## What to produce
Restate the material word for word and leave out anything that is a picture.
:: Excerpted data ::
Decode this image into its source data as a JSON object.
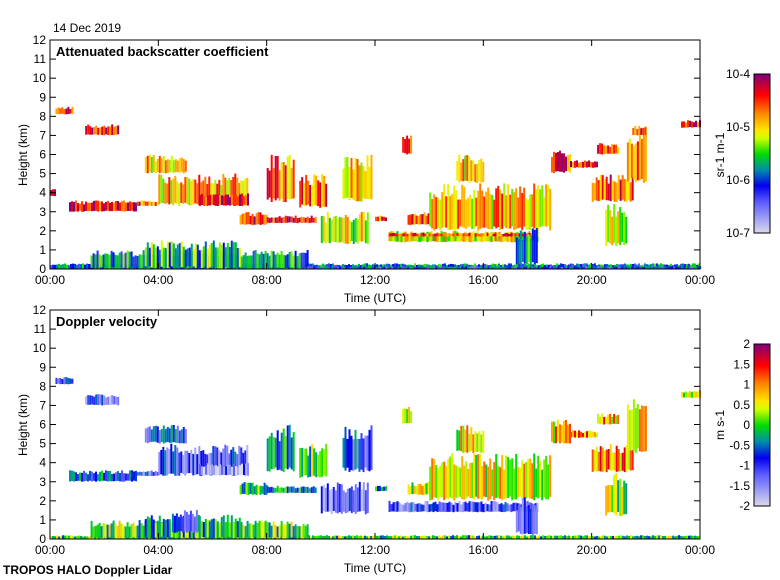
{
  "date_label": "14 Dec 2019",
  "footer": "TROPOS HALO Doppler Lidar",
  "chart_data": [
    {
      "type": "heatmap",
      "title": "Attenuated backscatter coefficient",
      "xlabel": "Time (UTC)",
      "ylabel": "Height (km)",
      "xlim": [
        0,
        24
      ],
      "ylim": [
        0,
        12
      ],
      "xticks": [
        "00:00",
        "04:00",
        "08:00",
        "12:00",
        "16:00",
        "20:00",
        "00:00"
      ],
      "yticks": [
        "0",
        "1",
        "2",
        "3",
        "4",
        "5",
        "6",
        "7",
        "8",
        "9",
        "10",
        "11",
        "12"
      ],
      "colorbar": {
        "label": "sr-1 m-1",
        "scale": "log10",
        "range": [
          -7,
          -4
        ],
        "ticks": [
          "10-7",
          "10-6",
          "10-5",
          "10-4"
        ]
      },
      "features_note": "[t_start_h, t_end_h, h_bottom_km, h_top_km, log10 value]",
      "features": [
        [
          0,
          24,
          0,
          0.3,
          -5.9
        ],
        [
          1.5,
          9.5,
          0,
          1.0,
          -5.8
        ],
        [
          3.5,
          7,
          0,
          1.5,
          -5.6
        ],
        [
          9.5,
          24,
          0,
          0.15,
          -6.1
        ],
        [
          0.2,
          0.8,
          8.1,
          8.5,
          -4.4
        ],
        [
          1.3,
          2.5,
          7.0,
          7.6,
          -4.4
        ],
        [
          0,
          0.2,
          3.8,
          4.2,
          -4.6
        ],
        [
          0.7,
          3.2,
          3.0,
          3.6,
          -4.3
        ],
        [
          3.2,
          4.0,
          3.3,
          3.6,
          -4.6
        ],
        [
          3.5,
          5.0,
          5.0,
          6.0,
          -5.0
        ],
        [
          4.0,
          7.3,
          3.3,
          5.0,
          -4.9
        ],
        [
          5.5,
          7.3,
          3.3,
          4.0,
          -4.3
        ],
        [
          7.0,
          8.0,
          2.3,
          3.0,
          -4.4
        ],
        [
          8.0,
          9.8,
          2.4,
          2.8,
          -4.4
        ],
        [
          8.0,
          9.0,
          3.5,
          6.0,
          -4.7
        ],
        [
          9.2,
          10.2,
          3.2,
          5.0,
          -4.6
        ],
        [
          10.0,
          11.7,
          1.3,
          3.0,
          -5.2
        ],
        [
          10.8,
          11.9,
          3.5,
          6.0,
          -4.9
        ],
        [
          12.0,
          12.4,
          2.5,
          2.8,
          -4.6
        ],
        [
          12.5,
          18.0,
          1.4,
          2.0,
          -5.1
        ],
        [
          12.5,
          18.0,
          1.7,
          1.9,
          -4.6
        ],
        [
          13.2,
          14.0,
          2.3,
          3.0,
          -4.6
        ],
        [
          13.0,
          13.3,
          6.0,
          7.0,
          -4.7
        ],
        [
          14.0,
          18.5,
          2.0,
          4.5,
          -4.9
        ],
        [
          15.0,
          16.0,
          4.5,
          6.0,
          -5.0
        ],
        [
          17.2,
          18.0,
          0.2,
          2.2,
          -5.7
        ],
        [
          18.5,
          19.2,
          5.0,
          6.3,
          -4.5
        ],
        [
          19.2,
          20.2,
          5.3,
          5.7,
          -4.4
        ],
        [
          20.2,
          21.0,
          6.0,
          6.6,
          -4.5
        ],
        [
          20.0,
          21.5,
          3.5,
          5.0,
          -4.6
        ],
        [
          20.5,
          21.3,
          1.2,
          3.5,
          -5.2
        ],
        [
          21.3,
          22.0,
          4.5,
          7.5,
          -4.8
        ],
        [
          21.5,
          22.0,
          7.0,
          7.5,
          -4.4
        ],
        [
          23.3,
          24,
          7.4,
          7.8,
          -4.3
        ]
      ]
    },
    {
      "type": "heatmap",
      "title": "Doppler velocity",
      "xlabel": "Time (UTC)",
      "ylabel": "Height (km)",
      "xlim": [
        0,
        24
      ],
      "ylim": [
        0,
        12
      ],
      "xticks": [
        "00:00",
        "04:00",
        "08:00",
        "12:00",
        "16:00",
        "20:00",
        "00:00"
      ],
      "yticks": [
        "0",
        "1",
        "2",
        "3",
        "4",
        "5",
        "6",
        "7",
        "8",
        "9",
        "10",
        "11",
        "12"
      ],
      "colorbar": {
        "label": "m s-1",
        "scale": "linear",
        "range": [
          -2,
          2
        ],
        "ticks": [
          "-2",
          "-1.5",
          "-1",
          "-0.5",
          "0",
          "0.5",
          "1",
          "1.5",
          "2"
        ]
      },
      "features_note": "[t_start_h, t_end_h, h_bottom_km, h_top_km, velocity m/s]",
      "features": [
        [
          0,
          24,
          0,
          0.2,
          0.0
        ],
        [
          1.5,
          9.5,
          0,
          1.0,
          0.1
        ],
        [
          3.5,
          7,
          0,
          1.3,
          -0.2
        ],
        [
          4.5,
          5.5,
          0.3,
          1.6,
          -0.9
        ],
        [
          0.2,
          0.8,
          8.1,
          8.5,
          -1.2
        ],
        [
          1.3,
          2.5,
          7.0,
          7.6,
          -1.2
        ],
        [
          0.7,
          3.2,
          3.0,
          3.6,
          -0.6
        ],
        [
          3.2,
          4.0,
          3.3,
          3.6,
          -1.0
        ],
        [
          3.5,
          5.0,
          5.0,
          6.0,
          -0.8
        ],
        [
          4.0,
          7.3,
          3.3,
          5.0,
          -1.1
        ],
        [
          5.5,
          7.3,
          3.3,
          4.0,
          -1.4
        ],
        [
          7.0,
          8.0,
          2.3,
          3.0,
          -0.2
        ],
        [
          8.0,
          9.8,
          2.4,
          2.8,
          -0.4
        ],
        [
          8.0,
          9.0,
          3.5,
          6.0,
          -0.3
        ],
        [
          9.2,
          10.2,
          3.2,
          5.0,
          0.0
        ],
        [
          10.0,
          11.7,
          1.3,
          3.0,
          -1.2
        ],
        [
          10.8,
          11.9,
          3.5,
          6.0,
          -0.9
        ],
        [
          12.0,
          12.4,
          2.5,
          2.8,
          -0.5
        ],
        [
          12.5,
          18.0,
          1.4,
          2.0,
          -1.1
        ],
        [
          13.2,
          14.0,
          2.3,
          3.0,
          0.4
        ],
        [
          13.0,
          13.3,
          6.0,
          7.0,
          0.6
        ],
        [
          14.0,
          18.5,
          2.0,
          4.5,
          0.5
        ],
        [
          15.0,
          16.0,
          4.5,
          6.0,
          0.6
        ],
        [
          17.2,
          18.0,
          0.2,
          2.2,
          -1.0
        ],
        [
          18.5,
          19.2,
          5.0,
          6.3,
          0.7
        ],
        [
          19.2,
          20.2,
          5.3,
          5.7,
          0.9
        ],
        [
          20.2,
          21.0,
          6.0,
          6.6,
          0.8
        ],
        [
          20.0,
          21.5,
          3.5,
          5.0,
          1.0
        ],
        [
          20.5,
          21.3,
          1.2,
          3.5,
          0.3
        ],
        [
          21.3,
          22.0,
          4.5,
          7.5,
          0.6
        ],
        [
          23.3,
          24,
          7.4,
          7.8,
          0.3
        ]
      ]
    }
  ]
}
:::
## Response to this exercise
Decode this image into its source data as a JSON object.
{
  "date_label": "14 Dec 2019",
  "footer": "TROPOS HALO Doppler Lidar",
  "chart_data": [
    {
      "type": "heatmap",
      "title": "Attenuated backscatter coefficient",
      "xlabel": "Time (UTC)",
      "ylabel": "Height (km)",
      "xlim": [
        0,
        24
      ],
      "ylim": [
        0,
        12
      ],
      "xticks": [
        "00:00",
        "04:00",
        "08:00",
        "12:00",
        "16:00",
        "20:00",
        "00:00"
      ],
      "yticks": [
        "0",
        "1",
        "2",
        "3",
        "4",
        "5",
        "6",
        "7",
        "8",
        "9",
        "10",
        "11",
        "12"
      ],
      "colorbar": {
        "label": "sr-1 m-1",
        "scale": "log10",
        "range": [
          -7,
          -4
        ],
        "ticks": [
          "10-7",
          "10-6",
          "10-5",
          "10-4"
        ]
      },
      "features_note": "[t_start_h, t_end_h, h_bottom_km, h_top_km, log10 value]",
      "features": [
        [
          0,
          24,
          0,
          0.3,
          -5.9
        ],
        [
          1.5,
          9.5,
          0,
          1.0,
          -5.8
        ],
        [
          3.5,
          7,
          0,
          1.5,
          -5.6
        ],
        [
          9.5,
          24,
          0,
          0.15,
          -6.1
        ],
        [
          0.2,
          0.8,
          8.1,
          8.5,
          -4.4
        ],
        [
          1.3,
          2.5,
          7.0,
          7.6,
          -4.4
        ],
        [
          0,
          0.2,
          3.8,
          4.2,
          -4.6
        ],
        [
          0.7,
          3.2,
          3.0,
          3.6,
          -4.3
        ],
        [
          3.2,
          4.0,
          3.3,
          3.6,
          -4.6
        ],
        [
          3.5,
          5.0,
          5.0,
          6.0,
          -5.0
        ],
        [
          4.0,
          7.3,
          3.3,
          5.0,
          -4.9
        ],
        [
          5.5,
          7.3,
          3.3,
          4.0,
          -4.3
        ],
        [
          7.0,
          8.0,
          2.3,
          3.0,
          -4.4
        ],
        [
          8.0,
          9.8,
          2.4,
          2.8,
          -4.4
        ],
        [
          8.0,
          9.0,
          3.5,
          6.0,
          -4.7
        ],
        [
          9.2,
          10.2,
          3.2,
          5.0,
          -4.6
        ],
        [
          10.0,
          11.7,
          1.3,
          3.0,
          -5.2
        ],
        [
          10.8,
          11.9,
          3.5,
          6.0,
          -4.9
        ],
        [
          12.0,
          12.4,
          2.5,
          2.8,
          -4.6
        ],
        [
          12.5,
          18.0,
          1.4,
          2.0,
          -5.1
        ],
        [
          12.5,
          18.0,
          1.7,
          1.9,
          -4.6
        ],
        [
          13.2,
          14.0,
          2.3,
          3.0,
          -4.6
        ],
        [
          13.0,
          13.3,
          6.0,
          7.0,
          -4.7
        ],
        [
          14.0,
          18.5,
          2.0,
          4.5,
          -4.9
        ],
        [
          15.0,
          16.0,
          4.5,
          6.0,
          -5.0
        ],
        [
          17.2,
          18.0,
          0.2,
          2.2,
          -5.7
        ],
        [
          18.5,
          19.2,
          5.0,
          6.3,
          -4.5
        ],
        [
          19.2,
          20.2,
          5.3,
          5.7,
          -4.4
        ],
        [
          20.2,
          21.0,
          6.0,
          6.6,
          -4.5
        ],
        [
          20.0,
          21.5,
          3.5,
          5.0,
          -4.6
        ],
        [
          20.5,
          21.3,
          1.2,
          3.5,
          -5.2
        ],
        [
          21.3,
          22.0,
          4.5,
          7.5,
          -4.8
        ],
        [
          21.5,
          22.0,
          7.0,
          7.5,
          -4.4
        ],
        [
          23.3,
          24,
          7.4,
          7.8,
          -4.3
        ]
      ]
    },
    {
      "type": "heatmap",
      "title": "Doppler velocity",
      "xlabel": "Time (UTC)",
      "ylabel": "Height (km)",
      "xlim": [
        0,
        24
      ],
      "ylim": [
        0,
        12
      ],
      "xticks": [
        "00:00",
        "04:00",
        "08:00",
        "12:00",
        "16:00",
        "20:00",
        "00:00"
      ],
      "yticks": [
        "0",
        "1",
        "2",
        "3",
        "4",
        "5",
        "6",
        "7",
        "8",
        "9",
        "10",
        "11",
        "12"
      ],
      "colorbar": {
        "label": "m s-1",
        "scale": "linear",
        "range": [
          -2,
          2
        ],
        "ticks": [
          "-2",
          "-1.5",
          "-1",
          "-0.5",
          "0",
          "0.5",
          "1",
          "1.5",
          "2"
        ]
      },
      "features_note": "[t_start_h, t_end_h, h_bottom_km, h_top_km, velocity m/s]",
      "features": [
        [
          0,
          24,
          0,
          0.2,
          0.0
        ],
        [
          1.5,
          9.5,
          0,
          1.0,
          0.1
        ],
        [
          3.5,
          7,
          0,
          1.3,
          -0.2
        ],
        [
          4.5,
          5.5,
          0.3,
          1.6,
          -0.9
        ],
        [
          0.2,
          0.8,
          8.1,
          8.5,
          -1.2
        ],
        [
          1.3,
          2.5,
          7.0,
          7.6,
          -1.2
        ],
        [
          0.7,
          3.2,
          3.0,
          3.6,
          -0.6
        ],
        [
          3.2,
          4.0,
          3.3,
          3.6,
          -1.0
        ],
        [
          3.5,
          5.0,
          5.0,
          6.0,
          -0.8
        ],
        [
          4.0,
          7.3,
          3.3,
          5.0,
          -1.1
        ],
        [
          5.5,
          7.3,
          3.3,
          4.0,
          -1.4
        ],
        [
          7.0,
          8.0,
          2.3,
          3.0,
          -0.2
        ],
        [
          8.0,
          9.8,
          2.4,
          2.8,
          -0.4
        ],
        [
          8.0,
          9.0,
          3.5,
          6.0,
          -0.3
        ],
        [
          9.2,
          10.2,
          3.2,
          5.0,
          0.0
        ],
        [
          10.0,
          11.7,
          1.3,
          3.0,
          -1.2
        ],
        [
          10.8,
          11.9,
          3.5,
          6.0,
          -0.9
        ],
        [
          12.0,
          12.4,
          2.5,
          2.8,
          -0.5
        ],
        [
          12.5,
          18.0,
          1.4,
          2.0,
          -1.1
        ],
        [
          13.2,
          14.0,
          2.3,
          3.0,
          0.4
        ],
        [
          13.0,
          13.3,
          6.0,
          7.0,
          0.6
        ],
        [
          14.0,
          18.5,
          2.0,
          4.5,
          0.5
        ],
        [
          15.0,
          16.0,
          4.5,
          6.0,
          0.6
        ],
        [
          17.2,
          18.0,
          0.2,
          2.2,
          -1.0
        ],
        [
          18.5,
          19.2,
          5.0,
          6.3,
          0.7
        ],
        [
          19.2,
          20.2,
          5.3,
          5.7,
          0.9
        ],
        [
          20.2,
          21.0,
          6.0,
          6.6,
          0.8
        ],
        [
          20.0,
          21.5,
          3.5,
          5.0,
          1.0
        ],
        [
          20.5,
          21.3,
          1.2,
          3.5,
          0.3
        ],
        [
          21.3,
          22.0,
          4.5,
          7.5,
          0.6
        ],
        [
          23.3,
          24,
          7.4,
          7.8,
          0.3
        ]
      ]
    }
  ]
}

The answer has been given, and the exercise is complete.